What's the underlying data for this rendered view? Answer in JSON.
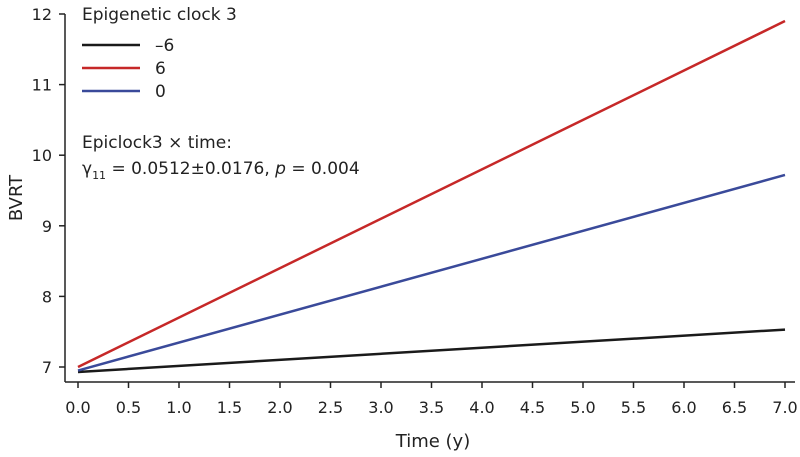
{
  "chart_data": {
    "type": "line",
    "xlabel": "Time (y)",
    "ylabel": "BVRT",
    "xlim": [
      0,
      7
    ],
    "ylim": [
      7,
      12
    ],
    "xticks": [
      "0.0",
      "0.5",
      "1.0",
      "1.5",
      "2.0",
      "2.5",
      "3.0",
      "3.5",
      "4.0",
      "4.5",
      "5.0",
      "5.5",
      "6.0",
      "6.5",
      "7.0"
    ],
    "yticks": [
      "7",
      "8",
      "9",
      "10",
      "11",
      "12"
    ],
    "grid": false,
    "legend": {
      "title": "Epigenetic clock 3",
      "placement": "top-left"
    },
    "series": [
      {
        "name": "–6",
        "color": "#1a1a1a",
        "x": [
          0,
          7
        ],
        "y": [
          6.93,
          7.53
        ]
      },
      {
        "name": "6",
        "color": "#c62828",
        "x": [
          0,
          7
        ],
        "y": [
          7.0,
          11.9
        ]
      },
      {
        "name": "0",
        "color": "#3a4a9a",
        "x": [
          0,
          7
        ],
        "y": [
          6.95,
          9.72
        ]
      }
    ],
    "annotation": {
      "line1": "Epiclock3 × time:",
      "gamma_symbol": "γ",
      "gamma_sub": "11",
      "gamma_value": " = 0.0512±0.0176, ",
      "p_symbol": "p",
      "p_value": " = 0.004"
    }
  }
}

==================================================

The task:
Return the listing above word for word, with the pictures removed.

Task answer:
What's the underlying data for this rendered view? Answer in JSON.
{
  "chart_data": {
    "type": "line",
    "xlabel": "Time (y)",
    "ylabel": "BVRT",
    "xlim": [
      0,
      7
    ],
    "ylim": [
      7,
      12
    ],
    "xticks": [
      "0.0",
      "0.5",
      "1.0",
      "1.5",
      "2.0",
      "2.5",
      "3.0",
      "3.5",
      "4.0",
      "4.5",
      "5.0",
      "5.5",
      "6.0",
      "6.5",
      "7.0"
    ],
    "yticks": [
      "7",
      "8",
      "9",
      "10",
      "11",
      "12"
    ],
    "grid": false,
    "legend": {
      "title": "Epigenetic clock 3",
      "placement": "top-left"
    },
    "series": [
      {
        "name": "–6",
        "color": "#1a1a1a",
        "x": [
          0,
          7
        ],
        "y": [
          6.93,
          7.53
        ]
      },
      {
        "name": "6",
        "color": "#c62828",
        "x": [
          0,
          7
        ],
        "y": [
          7.0,
          11.9
        ]
      },
      {
        "name": "0",
        "color": "#3a4a9a",
        "x": [
          0,
          7
        ],
        "y": [
          6.95,
          9.72
        ]
      }
    ],
    "annotation": {
      "line1": "Epiclock3 × time:",
      "gamma_symbol": "γ",
      "gamma_sub": "11",
      "gamma_value": " = 0.0512±0.0176, ",
      "p_symbol": "p",
      "p_value": " = 0.004"
    }
  }
}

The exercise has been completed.